What is needed = Go through the entries one line at a time, and gather every line that has the word "Description".

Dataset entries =
◇ ◇ ◇ ◇
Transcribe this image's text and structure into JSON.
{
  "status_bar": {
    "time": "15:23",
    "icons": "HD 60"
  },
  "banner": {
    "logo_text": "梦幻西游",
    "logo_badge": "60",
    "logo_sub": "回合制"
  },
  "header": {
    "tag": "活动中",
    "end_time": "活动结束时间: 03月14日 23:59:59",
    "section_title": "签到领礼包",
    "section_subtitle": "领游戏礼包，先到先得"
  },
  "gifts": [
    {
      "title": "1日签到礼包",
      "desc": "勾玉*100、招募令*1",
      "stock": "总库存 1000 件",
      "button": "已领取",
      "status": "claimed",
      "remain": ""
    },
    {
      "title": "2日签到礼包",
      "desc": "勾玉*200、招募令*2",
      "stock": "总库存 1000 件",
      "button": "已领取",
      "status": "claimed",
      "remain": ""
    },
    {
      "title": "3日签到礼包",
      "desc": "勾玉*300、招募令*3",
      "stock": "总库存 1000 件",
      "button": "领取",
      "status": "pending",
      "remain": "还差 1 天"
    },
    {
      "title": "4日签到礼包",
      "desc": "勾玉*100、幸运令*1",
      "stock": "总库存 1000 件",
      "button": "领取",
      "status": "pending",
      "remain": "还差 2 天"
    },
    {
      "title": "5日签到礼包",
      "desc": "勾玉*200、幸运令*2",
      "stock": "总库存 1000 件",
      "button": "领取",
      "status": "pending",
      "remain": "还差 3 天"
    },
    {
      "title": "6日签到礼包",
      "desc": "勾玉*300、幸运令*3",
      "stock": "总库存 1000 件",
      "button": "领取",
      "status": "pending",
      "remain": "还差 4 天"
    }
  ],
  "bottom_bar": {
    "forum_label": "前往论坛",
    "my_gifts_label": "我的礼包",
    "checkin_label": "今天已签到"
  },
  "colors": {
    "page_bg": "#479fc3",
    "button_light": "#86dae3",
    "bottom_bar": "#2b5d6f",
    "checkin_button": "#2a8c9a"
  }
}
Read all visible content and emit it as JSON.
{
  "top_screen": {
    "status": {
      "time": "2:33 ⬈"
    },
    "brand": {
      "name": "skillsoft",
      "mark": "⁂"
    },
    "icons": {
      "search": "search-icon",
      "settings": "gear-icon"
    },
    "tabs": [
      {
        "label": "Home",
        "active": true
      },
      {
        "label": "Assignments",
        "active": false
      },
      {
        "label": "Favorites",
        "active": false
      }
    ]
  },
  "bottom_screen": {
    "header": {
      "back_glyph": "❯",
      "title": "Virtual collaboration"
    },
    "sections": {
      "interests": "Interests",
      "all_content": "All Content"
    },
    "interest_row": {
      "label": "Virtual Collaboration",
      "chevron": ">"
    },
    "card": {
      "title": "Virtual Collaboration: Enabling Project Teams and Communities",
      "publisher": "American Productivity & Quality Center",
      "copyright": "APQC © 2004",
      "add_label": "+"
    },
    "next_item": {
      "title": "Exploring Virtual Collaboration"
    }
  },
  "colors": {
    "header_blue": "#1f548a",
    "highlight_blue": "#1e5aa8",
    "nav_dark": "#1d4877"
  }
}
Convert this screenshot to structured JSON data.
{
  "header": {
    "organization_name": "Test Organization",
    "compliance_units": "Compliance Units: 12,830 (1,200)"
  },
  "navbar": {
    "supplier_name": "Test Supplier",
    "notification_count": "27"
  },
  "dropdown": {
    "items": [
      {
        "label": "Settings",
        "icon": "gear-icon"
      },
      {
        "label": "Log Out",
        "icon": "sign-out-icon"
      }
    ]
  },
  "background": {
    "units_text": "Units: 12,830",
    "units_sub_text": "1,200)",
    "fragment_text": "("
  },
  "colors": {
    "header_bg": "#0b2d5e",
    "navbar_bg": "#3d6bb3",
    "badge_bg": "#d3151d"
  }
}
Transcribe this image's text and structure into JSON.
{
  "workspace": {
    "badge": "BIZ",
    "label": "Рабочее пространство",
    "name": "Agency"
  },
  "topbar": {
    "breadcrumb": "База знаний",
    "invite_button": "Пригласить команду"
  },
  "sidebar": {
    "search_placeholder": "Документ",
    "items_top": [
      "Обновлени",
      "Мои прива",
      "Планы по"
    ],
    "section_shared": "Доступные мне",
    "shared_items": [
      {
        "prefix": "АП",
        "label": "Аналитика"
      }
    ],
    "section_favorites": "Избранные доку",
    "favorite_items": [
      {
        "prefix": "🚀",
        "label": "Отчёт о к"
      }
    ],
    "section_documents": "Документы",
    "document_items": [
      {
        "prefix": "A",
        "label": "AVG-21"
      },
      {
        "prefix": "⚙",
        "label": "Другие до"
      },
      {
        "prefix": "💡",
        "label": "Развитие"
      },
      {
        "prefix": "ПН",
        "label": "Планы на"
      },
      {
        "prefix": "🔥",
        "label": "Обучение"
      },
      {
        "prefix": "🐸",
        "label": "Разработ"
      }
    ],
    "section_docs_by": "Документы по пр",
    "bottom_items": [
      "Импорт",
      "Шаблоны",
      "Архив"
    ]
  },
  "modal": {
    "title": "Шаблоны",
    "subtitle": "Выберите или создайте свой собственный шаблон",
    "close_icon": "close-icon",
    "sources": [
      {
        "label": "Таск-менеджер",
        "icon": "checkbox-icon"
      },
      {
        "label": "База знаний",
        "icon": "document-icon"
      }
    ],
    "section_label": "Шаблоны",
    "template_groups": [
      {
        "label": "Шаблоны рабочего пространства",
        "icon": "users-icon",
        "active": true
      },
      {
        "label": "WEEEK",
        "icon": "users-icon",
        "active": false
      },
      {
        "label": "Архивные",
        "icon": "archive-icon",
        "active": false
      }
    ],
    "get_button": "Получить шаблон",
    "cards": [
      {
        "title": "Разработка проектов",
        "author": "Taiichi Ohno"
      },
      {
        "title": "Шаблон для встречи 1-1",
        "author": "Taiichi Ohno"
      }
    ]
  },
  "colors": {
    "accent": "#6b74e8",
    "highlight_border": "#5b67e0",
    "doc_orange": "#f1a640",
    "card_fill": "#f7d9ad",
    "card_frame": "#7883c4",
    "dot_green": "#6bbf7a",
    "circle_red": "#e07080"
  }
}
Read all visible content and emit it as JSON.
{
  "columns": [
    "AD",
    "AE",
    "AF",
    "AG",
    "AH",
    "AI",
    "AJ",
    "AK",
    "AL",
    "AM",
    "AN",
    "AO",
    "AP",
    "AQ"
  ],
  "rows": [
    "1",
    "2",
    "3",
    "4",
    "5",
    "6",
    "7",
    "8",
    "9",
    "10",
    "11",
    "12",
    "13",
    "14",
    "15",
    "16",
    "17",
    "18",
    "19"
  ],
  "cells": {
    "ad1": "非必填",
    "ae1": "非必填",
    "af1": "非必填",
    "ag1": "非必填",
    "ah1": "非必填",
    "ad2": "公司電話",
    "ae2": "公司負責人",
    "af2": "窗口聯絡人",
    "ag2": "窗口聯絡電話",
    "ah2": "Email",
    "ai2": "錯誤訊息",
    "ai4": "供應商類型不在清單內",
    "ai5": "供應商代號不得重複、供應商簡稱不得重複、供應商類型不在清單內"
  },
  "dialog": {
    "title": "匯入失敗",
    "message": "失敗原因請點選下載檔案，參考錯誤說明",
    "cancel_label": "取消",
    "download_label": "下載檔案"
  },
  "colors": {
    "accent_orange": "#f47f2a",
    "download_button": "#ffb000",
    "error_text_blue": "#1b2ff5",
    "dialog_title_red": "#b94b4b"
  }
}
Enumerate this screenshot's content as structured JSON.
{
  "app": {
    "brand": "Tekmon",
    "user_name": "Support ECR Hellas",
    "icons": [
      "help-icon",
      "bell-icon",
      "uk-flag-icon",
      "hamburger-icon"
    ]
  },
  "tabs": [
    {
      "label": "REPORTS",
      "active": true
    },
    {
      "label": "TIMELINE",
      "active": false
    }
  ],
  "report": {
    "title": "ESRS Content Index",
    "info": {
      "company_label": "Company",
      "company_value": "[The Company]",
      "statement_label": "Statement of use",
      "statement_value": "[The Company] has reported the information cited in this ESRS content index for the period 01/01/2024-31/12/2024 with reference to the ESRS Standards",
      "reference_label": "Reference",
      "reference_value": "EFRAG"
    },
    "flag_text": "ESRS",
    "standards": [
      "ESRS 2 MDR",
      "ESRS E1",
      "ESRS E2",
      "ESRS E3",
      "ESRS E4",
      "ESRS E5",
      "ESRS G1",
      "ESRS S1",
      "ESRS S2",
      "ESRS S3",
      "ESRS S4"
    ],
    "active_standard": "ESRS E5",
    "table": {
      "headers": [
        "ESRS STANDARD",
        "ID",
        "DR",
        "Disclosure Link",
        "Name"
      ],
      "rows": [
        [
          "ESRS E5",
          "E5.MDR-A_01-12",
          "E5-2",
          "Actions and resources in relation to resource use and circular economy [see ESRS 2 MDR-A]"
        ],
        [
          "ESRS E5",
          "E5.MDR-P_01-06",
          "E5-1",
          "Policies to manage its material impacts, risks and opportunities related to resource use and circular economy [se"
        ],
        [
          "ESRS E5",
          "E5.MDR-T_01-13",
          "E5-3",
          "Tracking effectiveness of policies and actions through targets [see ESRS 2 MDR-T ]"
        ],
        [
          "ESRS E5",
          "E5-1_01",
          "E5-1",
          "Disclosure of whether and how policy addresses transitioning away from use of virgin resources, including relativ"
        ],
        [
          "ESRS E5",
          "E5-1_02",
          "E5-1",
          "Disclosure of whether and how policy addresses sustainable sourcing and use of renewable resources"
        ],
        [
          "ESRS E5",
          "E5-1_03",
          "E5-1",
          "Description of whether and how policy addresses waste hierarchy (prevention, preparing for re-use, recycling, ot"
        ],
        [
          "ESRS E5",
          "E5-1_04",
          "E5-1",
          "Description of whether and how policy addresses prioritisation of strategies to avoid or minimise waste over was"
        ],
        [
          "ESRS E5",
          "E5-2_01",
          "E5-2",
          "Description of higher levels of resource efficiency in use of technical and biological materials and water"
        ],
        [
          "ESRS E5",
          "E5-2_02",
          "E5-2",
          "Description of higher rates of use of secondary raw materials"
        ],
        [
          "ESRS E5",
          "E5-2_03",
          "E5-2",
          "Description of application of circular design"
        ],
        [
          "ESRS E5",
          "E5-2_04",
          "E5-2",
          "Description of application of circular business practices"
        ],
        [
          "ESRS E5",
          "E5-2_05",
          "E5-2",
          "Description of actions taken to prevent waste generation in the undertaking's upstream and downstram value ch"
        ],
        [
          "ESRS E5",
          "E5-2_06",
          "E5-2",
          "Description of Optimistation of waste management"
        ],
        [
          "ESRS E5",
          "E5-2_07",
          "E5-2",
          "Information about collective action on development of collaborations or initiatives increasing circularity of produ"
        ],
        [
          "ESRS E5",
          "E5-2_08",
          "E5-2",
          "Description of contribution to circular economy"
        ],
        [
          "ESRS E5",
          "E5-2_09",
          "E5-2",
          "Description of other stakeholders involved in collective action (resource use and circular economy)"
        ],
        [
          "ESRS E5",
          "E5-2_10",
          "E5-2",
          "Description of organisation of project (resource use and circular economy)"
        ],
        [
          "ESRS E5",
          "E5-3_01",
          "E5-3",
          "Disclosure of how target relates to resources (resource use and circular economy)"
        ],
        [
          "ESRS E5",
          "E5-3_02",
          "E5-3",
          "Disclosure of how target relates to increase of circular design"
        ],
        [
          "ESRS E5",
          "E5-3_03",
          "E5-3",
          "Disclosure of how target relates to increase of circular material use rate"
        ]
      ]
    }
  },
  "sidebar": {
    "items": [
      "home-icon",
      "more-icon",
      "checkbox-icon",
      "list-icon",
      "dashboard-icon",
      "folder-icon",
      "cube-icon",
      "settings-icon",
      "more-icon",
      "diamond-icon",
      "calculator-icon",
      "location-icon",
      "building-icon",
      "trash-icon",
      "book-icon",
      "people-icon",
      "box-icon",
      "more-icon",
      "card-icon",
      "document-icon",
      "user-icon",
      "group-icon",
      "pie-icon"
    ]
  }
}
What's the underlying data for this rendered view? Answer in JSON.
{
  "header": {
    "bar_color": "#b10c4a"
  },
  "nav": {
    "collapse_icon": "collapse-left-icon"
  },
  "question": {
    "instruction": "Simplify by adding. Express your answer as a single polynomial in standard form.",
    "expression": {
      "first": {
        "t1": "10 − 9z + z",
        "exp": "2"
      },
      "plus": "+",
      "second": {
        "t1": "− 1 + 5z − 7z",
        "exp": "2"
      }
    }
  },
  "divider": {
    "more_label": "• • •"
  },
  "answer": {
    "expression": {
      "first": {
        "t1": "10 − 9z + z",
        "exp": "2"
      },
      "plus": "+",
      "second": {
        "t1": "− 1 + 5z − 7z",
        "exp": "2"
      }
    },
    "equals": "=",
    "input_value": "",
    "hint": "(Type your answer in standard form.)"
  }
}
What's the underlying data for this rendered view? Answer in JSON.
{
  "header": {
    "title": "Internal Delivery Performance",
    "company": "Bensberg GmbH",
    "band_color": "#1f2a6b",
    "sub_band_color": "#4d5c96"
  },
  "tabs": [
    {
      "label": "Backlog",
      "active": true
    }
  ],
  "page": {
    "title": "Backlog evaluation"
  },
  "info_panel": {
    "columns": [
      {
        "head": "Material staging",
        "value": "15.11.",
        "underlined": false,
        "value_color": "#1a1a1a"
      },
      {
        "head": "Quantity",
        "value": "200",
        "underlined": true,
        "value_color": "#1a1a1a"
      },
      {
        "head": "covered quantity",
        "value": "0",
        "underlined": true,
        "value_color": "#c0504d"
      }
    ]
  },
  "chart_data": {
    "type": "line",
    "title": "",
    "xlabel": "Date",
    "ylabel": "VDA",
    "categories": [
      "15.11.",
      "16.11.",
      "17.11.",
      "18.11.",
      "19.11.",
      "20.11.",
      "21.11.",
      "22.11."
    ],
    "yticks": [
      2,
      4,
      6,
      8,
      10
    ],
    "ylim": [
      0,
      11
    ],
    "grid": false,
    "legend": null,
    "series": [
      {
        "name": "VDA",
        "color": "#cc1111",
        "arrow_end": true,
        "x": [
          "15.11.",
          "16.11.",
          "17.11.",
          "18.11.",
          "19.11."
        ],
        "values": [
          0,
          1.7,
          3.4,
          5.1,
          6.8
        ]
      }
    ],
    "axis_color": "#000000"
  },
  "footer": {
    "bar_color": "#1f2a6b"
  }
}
◇ ◇ ◇ ◇
The completed task =
          "Description of whether and how policy addresses waste hierarchy (prevention, preparing for re-use, recycling, ot"
          "Description of whether and how policy addresses prioritisation of strategies to avoid or minimise waste over was"
          "Description of higher levels of resource efficiency in use of technical and biological materials and water"
          "Description of higher rates of use of secondary raw materials"
          "Description of application of circular design"
          "Description of application of circular business practices"
          "Description of actions taken to prevent waste generation in the undertaking's upstream and downstram value ch"
          "Description of Optimistation of waste management"
          "Description of contribution to circular economy"
          "Description of other stakeholders involved in collective action (resource use and circular economy)"
          "Description of organisation of project (resource use and circular economy)"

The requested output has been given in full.